Given records —
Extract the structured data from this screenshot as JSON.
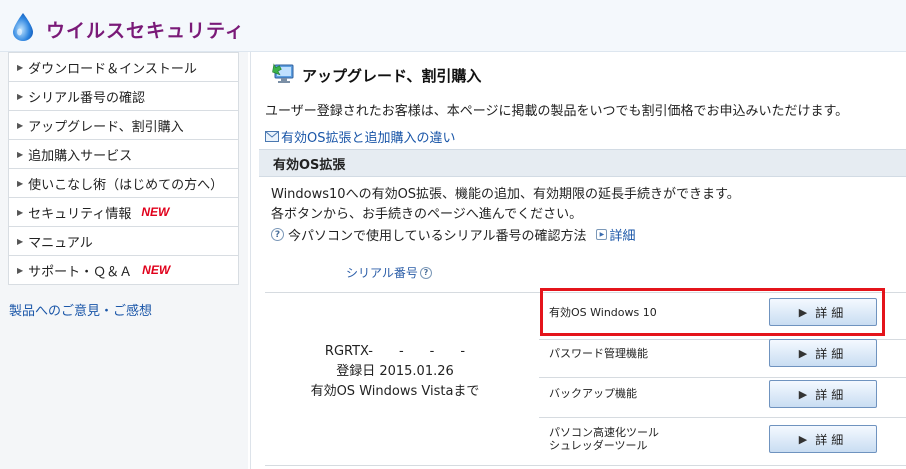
{
  "header": {
    "title": "ウイルスセキュリティ",
    "logo_icon": "water-drop-logo-icon"
  },
  "sidebar": {
    "items": [
      {
        "label": "ダウンロード＆インストール",
        "new": ""
      },
      {
        "label": "シリアル番号の確認",
        "new": ""
      },
      {
        "label": "アップグレード、割引購入",
        "new": ""
      },
      {
        "label": "追加購入サービス",
        "new": ""
      },
      {
        "label": "使いこなし術（はじめての方へ）",
        "new": ""
      },
      {
        "label": "セキュリティ情報",
        "new": "NEW"
      },
      {
        "label": "マニュアル",
        "new": ""
      },
      {
        "label": "サポート・Ｑ＆Ａ",
        "new": "NEW"
      }
    ],
    "feedback_link": "製品へのご意見・ご感想"
  },
  "main": {
    "title": "アップグレード、割引購入",
    "intro": "ユーザー登録されたお客様は、本ページに掲載の製品をいつでも割引価格でお申込みいただけます。",
    "diff_link": "有効OS拡張と追加購入の違い",
    "section_title": "有効OS拡張",
    "desc1": "Windows10への有効OS拡張、機能の追加、有効期限の延長手続きができます。",
    "desc2": "各ボタンから、お手続きのページへ進んでください。",
    "help_text": "今パソコンで使用しているシリアル番号の確認方法",
    "help_detail": "詳細",
    "serial_header": "シリアル番号",
    "serial": {
      "number": "RGRTX-　　-　　-　　-",
      "registered": "登録日 2015.01.26",
      "valid_os": "有効OS Windows Vistaまで"
    },
    "features": [
      {
        "label": "有効OS Windows 10",
        "button": "詳細",
        "highlighted": true
      },
      {
        "label": "パスワード管理機能",
        "button": "詳細",
        "highlighted": false
      },
      {
        "label": "バックアップ機能",
        "button": "詳細",
        "highlighted": false
      },
      {
        "label_line1": "パソコン高速化ツール",
        "label_line2": "シュレッダーツール",
        "button": "詳細",
        "highlighted": false
      }
    ]
  },
  "colors": {
    "brand": "#7a1a78",
    "link": "#1a56a8",
    "new_badge": "#e0001b",
    "highlight": "#e4141b"
  }
}
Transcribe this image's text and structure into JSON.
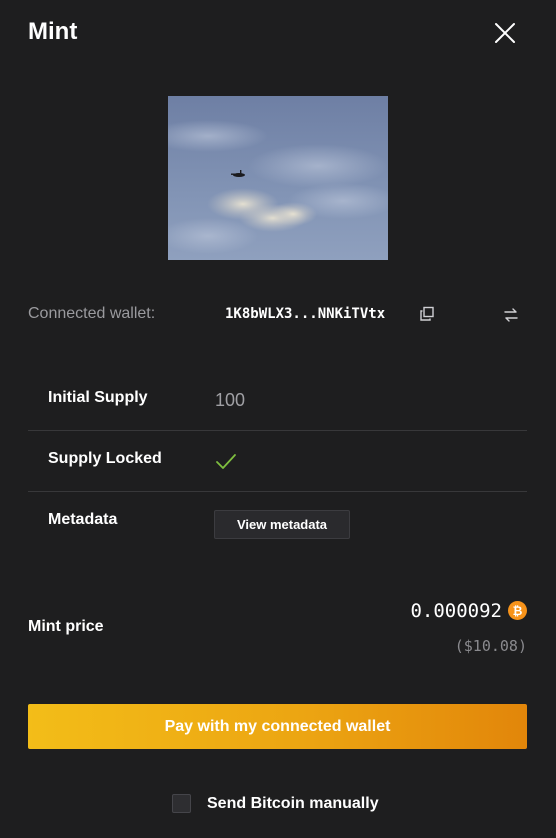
{
  "modal": {
    "title": "Mint",
    "close_icon": "close-icon"
  },
  "preview": {
    "icon": "sky-photo-with-aircraft"
  },
  "wallet": {
    "label": "Connected wallet:",
    "address": "1K8bWLX3...NNKiTVtx",
    "copy_icon": "copy-icon",
    "switch_icon": "swap-arrows-icon"
  },
  "details": {
    "initial_supply_label": "Initial Supply",
    "initial_supply_value": "100",
    "supply_locked_label": "Supply Locked",
    "supply_locked_value": true,
    "supply_locked_icon": "checkmark-icon",
    "metadata_label": "Metadata",
    "metadata_button": "View metadata"
  },
  "price": {
    "label": "Mint price",
    "btc_value": "0.000092",
    "currency_icon": "bitcoin-icon",
    "usd_value": "($10.08)"
  },
  "actions": {
    "pay_button": "Pay with my connected wallet",
    "manual_checkbox_checked": false,
    "manual_label": "Send Bitcoin manually"
  },
  "colors": {
    "background": "#1e1e1f",
    "accent_start": "#f3bd18",
    "accent_end": "#e2860a",
    "check_green": "#7fbf3f",
    "bitcoin_orange": "#f7931a"
  }
}
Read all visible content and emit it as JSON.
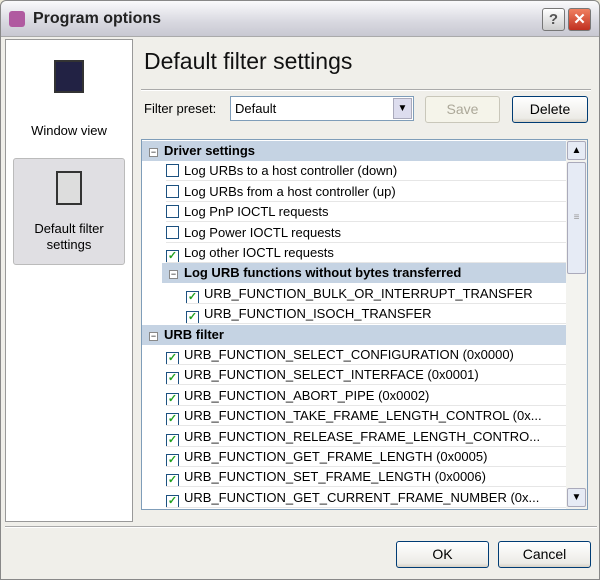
{
  "window": {
    "title": "Program options",
    "help": "?",
    "close": "✕"
  },
  "sidebar": {
    "items": [
      {
        "label": "Window view"
      },
      {
        "label": "Default filter settings"
      }
    ]
  },
  "main": {
    "title": "Default filter settings",
    "preset_label": "Filter preset:",
    "preset_value": "Default",
    "save": "Save",
    "delete": "Delete"
  },
  "list": {
    "rows": [
      {
        "type": "group",
        "level": 0,
        "label": "Driver settings"
      },
      {
        "type": "item",
        "level": 1,
        "checked": false,
        "label": "Log URBs to a host controller (down)"
      },
      {
        "type": "item",
        "level": 1,
        "checked": false,
        "label": "Log URBs from a host controller (up)"
      },
      {
        "type": "item",
        "level": 1,
        "checked": false,
        "label": "Log PnP IOCTL requests"
      },
      {
        "type": "item",
        "level": 1,
        "checked": false,
        "label": "Log Power IOCTL requests"
      },
      {
        "type": "item",
        "level": 1,
        "checked": true,
        "label": "Log other IOCTL requests"
      },
      {
        "type": "group",
        "level": 1,
        "label": "Log URB functions without bytes transferred"
      },
      {
        "type": "item",
        "level": 2,
        "checked": true,
        "label": "URB_FUNCTION_BULK_OR_INTERRUPT_TRANSFER"
      },
      {
        "type": "item",
        "level": 2,
        "checked": true,
        "label": "URB_FUNCTION_ISOCH_TRANSFER"
      },
      {
        "type": "group",
        "level": 0,
        "label": "URB filter"
      },
      {
        "type": "item",
        "level": 1,
        "checked": true,
        "label": "URB_FUNCTION_SELECT_CONFIGURATION (0x0000)"
      },
      {
        "type": "item",
        "level": 1,
        "checked": true,
        "label": "URB_FUNCTION_SELECT_INTERFACE (0x0001)"
      },
      {
        "type": "item",
        "level": 1,
        "checked": true,
        "label": "URB_FUNCTION_ABORT_PIPE (0x0002)"
      },
      {
        "type": "item",
        "level": 1,
        "checked": true,
        "label": "URB_FUNCTION_TAKE_FRAME_LENGTH_CONTROL (0x..."
      },
      {
        "type": "item",
        "level": 1,
        "checked": true,
        "label": "URB_FUNCTION_RELEASE_FRAME_LENGTH_CONTRO..."
      },
      {
        "type": "item",
        "level": 1,
        "checked": true,
        "label": "URB_FUNCTION_GET_FRAME_LENGTH (0x0005)"
      },
      {
        "type": "item",
        "level": 1,
        "checked": true,
        "label": "URB_FUNCTION_SET_FRAME_LENGTH (0x0006)"
      },
      {
        "type": "item",
        "level": 1,
        "checked": true,
        "label": "URB_FUNCTION_GET_CURRENT_FRAME_NUMBER (0x..."
      }
    ]
  },
  "footer": {
    "ok": "OK",
    "cancel": "Cancel"
  }
}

Set task —
Search the listing for the string "this". Copy each line where it turns up.

Exercise solution —
Extract the structured data from this screenshot as JSON.
Transcribe this image's text and structure into JSON.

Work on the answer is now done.